◆ THE TASK ◆
Report how many lines of these entries hold the string "JSON"; reply with the number alone.
======== EXERCISE MATERIALS
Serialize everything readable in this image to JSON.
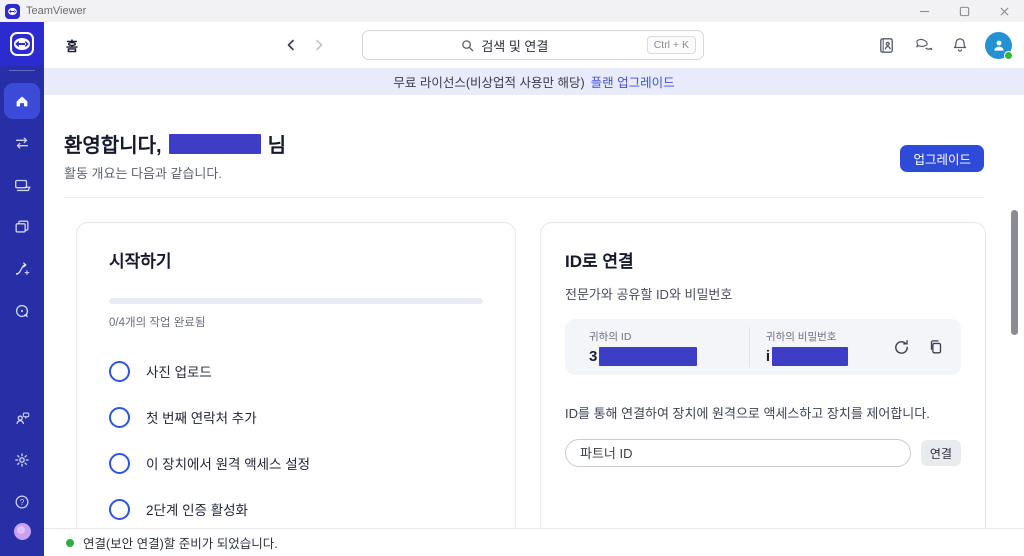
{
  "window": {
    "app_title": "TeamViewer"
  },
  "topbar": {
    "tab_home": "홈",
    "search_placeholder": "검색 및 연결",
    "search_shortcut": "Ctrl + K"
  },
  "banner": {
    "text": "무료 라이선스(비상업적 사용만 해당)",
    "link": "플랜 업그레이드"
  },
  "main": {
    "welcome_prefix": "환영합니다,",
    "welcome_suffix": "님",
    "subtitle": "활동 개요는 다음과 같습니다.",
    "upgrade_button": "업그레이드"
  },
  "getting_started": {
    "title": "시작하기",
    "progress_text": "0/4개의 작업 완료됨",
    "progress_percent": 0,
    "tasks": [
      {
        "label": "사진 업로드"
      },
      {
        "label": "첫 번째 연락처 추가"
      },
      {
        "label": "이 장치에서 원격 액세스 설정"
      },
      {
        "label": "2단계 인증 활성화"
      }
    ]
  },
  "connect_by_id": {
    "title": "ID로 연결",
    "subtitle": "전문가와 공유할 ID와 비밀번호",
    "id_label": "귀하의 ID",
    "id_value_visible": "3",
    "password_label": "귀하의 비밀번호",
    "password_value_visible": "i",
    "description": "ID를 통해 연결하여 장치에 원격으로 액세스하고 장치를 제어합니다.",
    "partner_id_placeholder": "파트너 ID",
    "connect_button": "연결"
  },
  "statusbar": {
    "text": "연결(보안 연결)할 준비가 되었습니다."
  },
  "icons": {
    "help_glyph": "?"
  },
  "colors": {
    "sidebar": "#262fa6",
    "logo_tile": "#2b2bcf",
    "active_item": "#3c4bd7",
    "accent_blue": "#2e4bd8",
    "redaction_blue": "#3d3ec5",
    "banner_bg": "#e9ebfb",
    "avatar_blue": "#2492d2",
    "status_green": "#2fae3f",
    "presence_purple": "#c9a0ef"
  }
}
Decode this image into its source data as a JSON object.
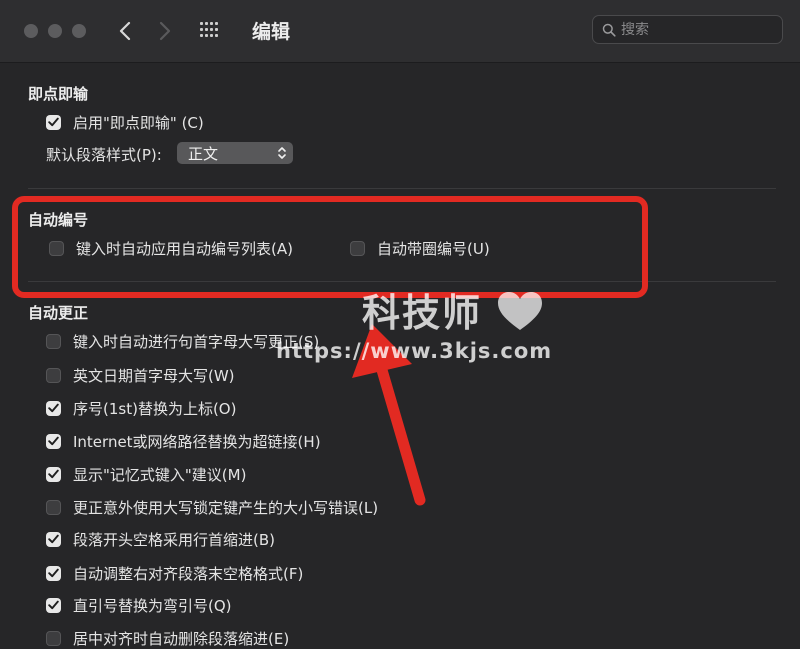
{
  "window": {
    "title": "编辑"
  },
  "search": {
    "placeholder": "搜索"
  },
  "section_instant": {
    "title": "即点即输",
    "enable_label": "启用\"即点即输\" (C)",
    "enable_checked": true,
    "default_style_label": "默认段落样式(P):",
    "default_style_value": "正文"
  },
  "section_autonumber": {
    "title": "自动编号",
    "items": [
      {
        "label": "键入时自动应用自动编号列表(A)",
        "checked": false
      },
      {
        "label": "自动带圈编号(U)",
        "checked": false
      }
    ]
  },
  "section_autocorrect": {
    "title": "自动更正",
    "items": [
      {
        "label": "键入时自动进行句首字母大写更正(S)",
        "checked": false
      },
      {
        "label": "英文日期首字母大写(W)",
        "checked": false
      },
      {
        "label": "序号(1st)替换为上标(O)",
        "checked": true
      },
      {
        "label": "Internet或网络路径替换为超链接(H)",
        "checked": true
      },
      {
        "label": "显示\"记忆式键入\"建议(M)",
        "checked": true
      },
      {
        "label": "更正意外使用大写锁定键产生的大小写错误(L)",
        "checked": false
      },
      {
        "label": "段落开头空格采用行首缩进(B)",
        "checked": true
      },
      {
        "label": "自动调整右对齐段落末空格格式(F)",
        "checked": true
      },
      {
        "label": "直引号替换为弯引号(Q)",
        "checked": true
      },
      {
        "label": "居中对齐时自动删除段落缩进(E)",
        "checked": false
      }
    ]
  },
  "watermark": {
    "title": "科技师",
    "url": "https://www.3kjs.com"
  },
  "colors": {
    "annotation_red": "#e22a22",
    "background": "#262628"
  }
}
================
◆ COMPLETE ANSWER ◆
2